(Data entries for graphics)
---

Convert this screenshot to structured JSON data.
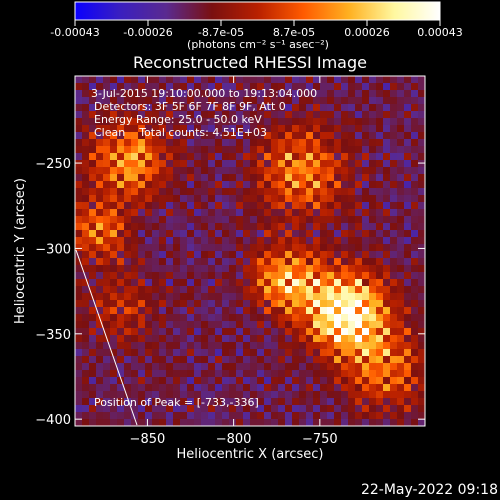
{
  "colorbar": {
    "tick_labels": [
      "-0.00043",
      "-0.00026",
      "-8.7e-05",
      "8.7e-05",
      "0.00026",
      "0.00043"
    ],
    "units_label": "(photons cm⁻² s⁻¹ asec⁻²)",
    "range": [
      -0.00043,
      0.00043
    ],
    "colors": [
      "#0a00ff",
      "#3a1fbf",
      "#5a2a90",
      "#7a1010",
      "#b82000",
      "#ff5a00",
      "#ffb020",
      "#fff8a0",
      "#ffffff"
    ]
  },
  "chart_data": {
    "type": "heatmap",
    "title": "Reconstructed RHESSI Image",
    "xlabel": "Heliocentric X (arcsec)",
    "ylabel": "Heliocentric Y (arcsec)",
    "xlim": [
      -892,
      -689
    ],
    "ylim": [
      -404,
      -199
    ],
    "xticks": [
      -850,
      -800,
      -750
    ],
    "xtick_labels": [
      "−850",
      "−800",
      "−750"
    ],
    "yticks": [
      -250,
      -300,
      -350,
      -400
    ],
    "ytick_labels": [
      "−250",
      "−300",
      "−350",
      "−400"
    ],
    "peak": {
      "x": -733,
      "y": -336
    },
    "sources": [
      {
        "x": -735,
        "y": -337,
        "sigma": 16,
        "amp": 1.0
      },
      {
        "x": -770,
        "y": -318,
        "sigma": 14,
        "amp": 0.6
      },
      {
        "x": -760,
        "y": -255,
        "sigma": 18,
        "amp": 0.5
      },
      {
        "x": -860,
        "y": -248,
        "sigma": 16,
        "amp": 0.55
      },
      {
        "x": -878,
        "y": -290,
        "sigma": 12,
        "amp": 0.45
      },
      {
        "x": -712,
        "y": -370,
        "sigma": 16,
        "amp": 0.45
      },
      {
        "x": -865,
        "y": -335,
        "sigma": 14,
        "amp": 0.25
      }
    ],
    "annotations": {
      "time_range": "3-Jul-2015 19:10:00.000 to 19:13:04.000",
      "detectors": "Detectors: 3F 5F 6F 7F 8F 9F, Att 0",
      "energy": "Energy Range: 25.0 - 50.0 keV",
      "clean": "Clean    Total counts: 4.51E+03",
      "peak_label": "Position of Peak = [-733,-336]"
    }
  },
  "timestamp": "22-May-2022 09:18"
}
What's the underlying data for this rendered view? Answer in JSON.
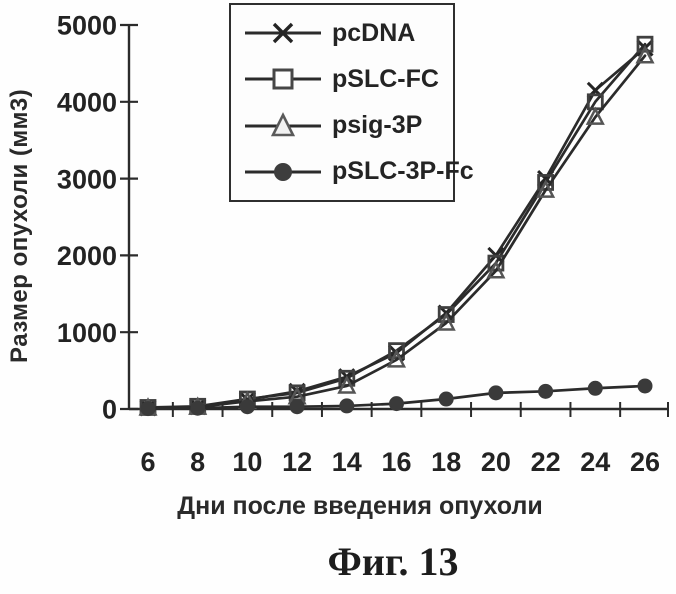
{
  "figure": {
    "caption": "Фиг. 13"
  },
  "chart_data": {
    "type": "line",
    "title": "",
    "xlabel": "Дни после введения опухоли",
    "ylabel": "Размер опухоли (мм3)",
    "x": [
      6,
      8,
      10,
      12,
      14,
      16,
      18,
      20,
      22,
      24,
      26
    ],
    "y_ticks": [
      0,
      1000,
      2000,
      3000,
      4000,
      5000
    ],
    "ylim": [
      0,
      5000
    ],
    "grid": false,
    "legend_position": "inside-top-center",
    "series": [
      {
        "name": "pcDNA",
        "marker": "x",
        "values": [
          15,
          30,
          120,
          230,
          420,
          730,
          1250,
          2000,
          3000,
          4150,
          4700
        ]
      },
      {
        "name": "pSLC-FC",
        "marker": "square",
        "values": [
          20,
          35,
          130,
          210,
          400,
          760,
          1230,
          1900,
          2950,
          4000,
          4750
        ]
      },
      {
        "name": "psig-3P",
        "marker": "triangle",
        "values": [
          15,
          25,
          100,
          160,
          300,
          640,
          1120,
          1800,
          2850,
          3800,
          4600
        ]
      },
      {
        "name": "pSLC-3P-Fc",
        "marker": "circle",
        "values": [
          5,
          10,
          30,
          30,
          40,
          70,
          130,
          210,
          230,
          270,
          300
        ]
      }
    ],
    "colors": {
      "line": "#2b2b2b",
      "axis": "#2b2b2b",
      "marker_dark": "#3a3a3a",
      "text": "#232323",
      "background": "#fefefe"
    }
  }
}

---

◆ Request:
Your copy should repeat each entry above exactly but contain no pictures.

◆ Result of this task:
Convert this screenshot to structured JSON data.
{
  "colorbar": {
    "tick_labels": [
      "-0.00043",
      "-0.00026",
      "-8.7e-05",
      "8.7e-05",
      "0.00026",
      "0.00043"
    ],
    "units_label": "(photons cm⁻² s⁻¹ asec⁻²)",
    "range": [
      -0.00043,
      0.00043
    ],
    "colors": [
      "#0a00ff",
      "#3a1fbf",
      "#5a2a90",
      "#7a1010",
      "#b82000",
      "#ff5a00",
      "#ffb020",
      "#fff8a0",
      "#ffffff"
    ]
  },
  "chart_data": {
    "type": "heatmap",
    "title": "Reconstructed RHESSI Image",
    "xlabel": "Heliocentric X (arcsec)",
    "ylabel": "Heliocentric Y (arcsec)",
    "xlim": [
      -892,
      -689
    ],
    "ylim": [
      -404,
      -199
    ],
    "xticks": [
      -850,
      -800,
      -750
    ],
    "xtick_labels": [
      "−850",
      "−800",
      "−750"
    ],
    "yticks": [
      -250,
      -300,
      -350,
      -400
    ],
    "ytick_labels": [
      "−250",
      "−300",
      "−350",
      "−400"
    ],
    "peak": {
      "x": -733,
      "y": -336
    },
    "sources": [
      {
        "x": -735,
        "y": -337,
        "sigma": 16,
        "amp": 1.0
      },
      {
        "x": -770,
        "y": -318,
        "sigma": 14,
        "amp": 0.6
      },
      {
        "x": -760,
        "y": -255,
        "sigma": 18,
        "amp": 0.5
      },
      {
        "x": -860,
        "y": -248,
        "sigma": 16,
        "amp": 0.55
      },
      {
        "x": -878,
        "y": -290,
        "sigma": 12,
        "amp": 0.45
      },
      {
        "x": -712,
        "y": -370,
        "sigma": 16,
        "amp": 0.45
      },
      {
        "x": -865,
        "y": -335,
        "sigma": 14,
        "amp": 0.25
      }
    ],
    "annotations": {
      "time_range": "3-Jul-2015 19:10:00.000 to 19:13:04.000",
      "detectors": "Detectors: 3F 5F 6F 7F 8F 9F, Att 0",
      "energy": "Energy Range: 25.0 - 50.0 keV",
      "clean": "Clean    Total counts: 4.51E+03",
      "peak_label": "Position of Peak = [-733,-336]"
    }
  },
  "timestamp": "22-May-2022 09:18"
}
What's the underlying data for this rendered view? Answer in JSON.
{
  "figure": {
    "caption": "Фиг. 13"
  },
  "chart_data": {
    "type": "line",
    "title": "",
    "xlabel": "Дни после введения опухоли",
    "ylabel": "Размер опухоли (мм3)",
    "x": [
      6,
      8,
      10,
      12,
      14,
      16,
      18,
      20,
      22,
      24,
      26
    ],
    "y_ticks": [
      0,
      1000,
      2000,
      3000,
      4000,
      5000
    ],
    "ylim": [
      0,
      5000
    ],
    "grid": false,
    "legend_position": "inside-top-center",
    "series": [
      {
        "name": "pcDNA",
        "marker": "x",
        "values": [
          15,
          30,
          120,
          230,
          420,
          730,
          1250,
          2000,
          3000,
          4150,
          4700
        ]
      },
      {
        "name": "pSLC-FC",
        "marker": "square",
        "values": [
          20,
          35,
          130,
          210,
          400,
          760,
          1230,
          1900,
          2950,
          4000,
          4750
        ]
      },
      {
        "name": "psig-3P",
        "marker": "triangle",
        "values": [
          15,
          25,
          100,
          160,
          300,
          640,
          1120,
          1800,
          2850,
          3800,
          4600
        ]
      },
      {
        "name": "pSLC-3P-Fc",
        "marker": "circle",
        "values": [
          5,
          10,
          30,
          30,
          40,
          70,
          130,
          210,
          230,
          270,
          300
        ]
      }
    ],
    "colors": {
      "line": "#2b2b2b",
      "axis": "#2b2b2b",
      "marker_dark": "#3a3a3a",
      "text": "#232323",
      "background": "#fefefe"
    }
  }
}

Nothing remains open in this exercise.